Problem A:
Rewrite the passage on HET and cisplatin-induced apoptosis from "When p-Akt (activated" to "effect of HET.", changing "counteracting" to "opposing".
Problem B:
In the passage on HET and cisplatin-induced apoptosis, what concentration of HET was used in the study?

Reading text:
--
In several cancer cell lines, the proliferation is enhanced through constitutive activation of the phosphoinositide 3 kinase (PI3K)/Akt pathway through growth factor receptors including epidermal growth factor receptor (25) and platelet-derived growth factor receptor (26) as well as oncogenes including Ras and Her2/Neu (27,28). The results of the present study showed that p-Akt levels were decreased, which was in parallel with decreases in the Bcl-2 to Bax ratio (Fig. 5) in the HET-pre-treated HeLa cells compared with those in the HET-untreated cells, even without cisplatin treatment. Therefore, a mild suppression of PI3K/Akt signaling by HET at the low concentration at which it was used in the present study (50 µg/ml) may be involved in its enhancement of anti-cancer drug-induced apoptosis, even though HET alone did not suppress cell viability.
When p-Akt (activated Akt) is outnumbered by counteracting p53, apoptosis is activated (29). Interplay between Akt and p53 determines the cell fate with regard to proliferation or apoptosis (24). Under stress conditions, such as the presence of cytotoxic cisplatin, Akt is negatively regulated by p53 (24). Furthermore, inactivation of Akt leads to suppression of Bcl-2 (30), and upregulation of p53 also suppresses the expression of Bcl-2 (31). Therefore, the downregulation of Akt and the upregulation of p53 (Fig. 6) may have contributed to the apoptosis-enhancing effect of HET.
This apoptosis-enhancing effect of HET was not observed in pancreatic cancer cell lines, including AsPC-1 and MiaPaCa-2, which carry a p53 mutation (32,33). Another study reported that the hepatoma cell line HepG2 (wild-type p53) was more sensitive to growth suppression induced by HET than HA22T (p53 mutation) (14). HeLa cells carry wild-type p53 (34). These findings suggested that the apoptosis-inducing effect of HET may be dependent on the p53 status, as wild-type p53 is required for its efficiency. In this respect, further studies are required to elucidate the underlying upstream mechanisms.
In conclusion, the present study was the first, to the best of our knowledge, to demonstrate that pre-treatment with HET at a low dose, which did not suppress cell viability, enhanced cisplatin-induced apoptosis in HeLa cells, as indicated by a distinct increase in the population of cells in the sub-G1 phase by flow cytometry, downregulation of p-Akt and the Bcl-2 to Bax ratio, as well as stimulation of cisplatin-induced up-regulation of p53 and active caspase-3. The HET-involved augmenting effect on cisplatin-induced apoptosis may therefore be beneficial for enhancing the efficiency of anti-cancer drug treatment.
--
Given information:
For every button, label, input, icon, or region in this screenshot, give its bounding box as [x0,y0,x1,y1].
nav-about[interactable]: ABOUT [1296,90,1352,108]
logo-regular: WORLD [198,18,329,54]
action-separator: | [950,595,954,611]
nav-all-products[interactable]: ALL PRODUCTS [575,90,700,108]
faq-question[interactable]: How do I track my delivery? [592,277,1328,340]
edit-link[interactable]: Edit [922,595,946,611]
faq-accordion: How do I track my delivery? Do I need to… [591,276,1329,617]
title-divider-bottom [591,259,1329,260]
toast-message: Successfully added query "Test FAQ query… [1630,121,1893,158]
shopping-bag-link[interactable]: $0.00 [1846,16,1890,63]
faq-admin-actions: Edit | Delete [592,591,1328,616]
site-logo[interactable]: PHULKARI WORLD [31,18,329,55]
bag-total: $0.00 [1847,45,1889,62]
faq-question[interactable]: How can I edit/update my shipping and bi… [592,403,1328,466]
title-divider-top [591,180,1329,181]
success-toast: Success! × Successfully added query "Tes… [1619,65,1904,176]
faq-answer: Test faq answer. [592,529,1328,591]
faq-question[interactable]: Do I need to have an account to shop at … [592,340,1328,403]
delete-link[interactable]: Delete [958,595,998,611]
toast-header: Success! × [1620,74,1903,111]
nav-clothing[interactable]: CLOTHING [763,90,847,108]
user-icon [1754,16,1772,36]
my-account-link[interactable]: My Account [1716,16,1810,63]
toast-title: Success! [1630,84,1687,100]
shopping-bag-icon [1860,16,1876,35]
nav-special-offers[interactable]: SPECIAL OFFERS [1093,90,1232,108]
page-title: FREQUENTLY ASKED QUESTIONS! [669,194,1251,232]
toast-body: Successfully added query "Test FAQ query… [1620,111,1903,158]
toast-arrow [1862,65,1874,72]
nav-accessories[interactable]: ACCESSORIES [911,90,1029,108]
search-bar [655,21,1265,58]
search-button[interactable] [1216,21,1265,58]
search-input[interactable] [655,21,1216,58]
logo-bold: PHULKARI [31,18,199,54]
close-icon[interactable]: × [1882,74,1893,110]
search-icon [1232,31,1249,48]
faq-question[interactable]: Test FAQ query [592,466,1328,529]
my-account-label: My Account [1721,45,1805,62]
--
Task response A:
When p-Akt (activated Akt) is outnumbered by opposing p53, apoptosis is activated (29). Interplay between Akt and p53 determines the cell fate with regard to proliferation or apoptosis (24). Under stress conditions, such as the presence of cytotoxic cisplatin, Akt is negatively regulated by p53 (24). Furthermore, inactivation of Akt leads to suppression of Bcl-2 (30), and upregulation of p53 also suppresses the expression of Bcl-2 (31). Therefore, the downregulation of Akt and the upregulation of p53 (Fig. 6) may have contributed to the apoptosis-enhancing effect of HET.

Task response B:
50 µg/ml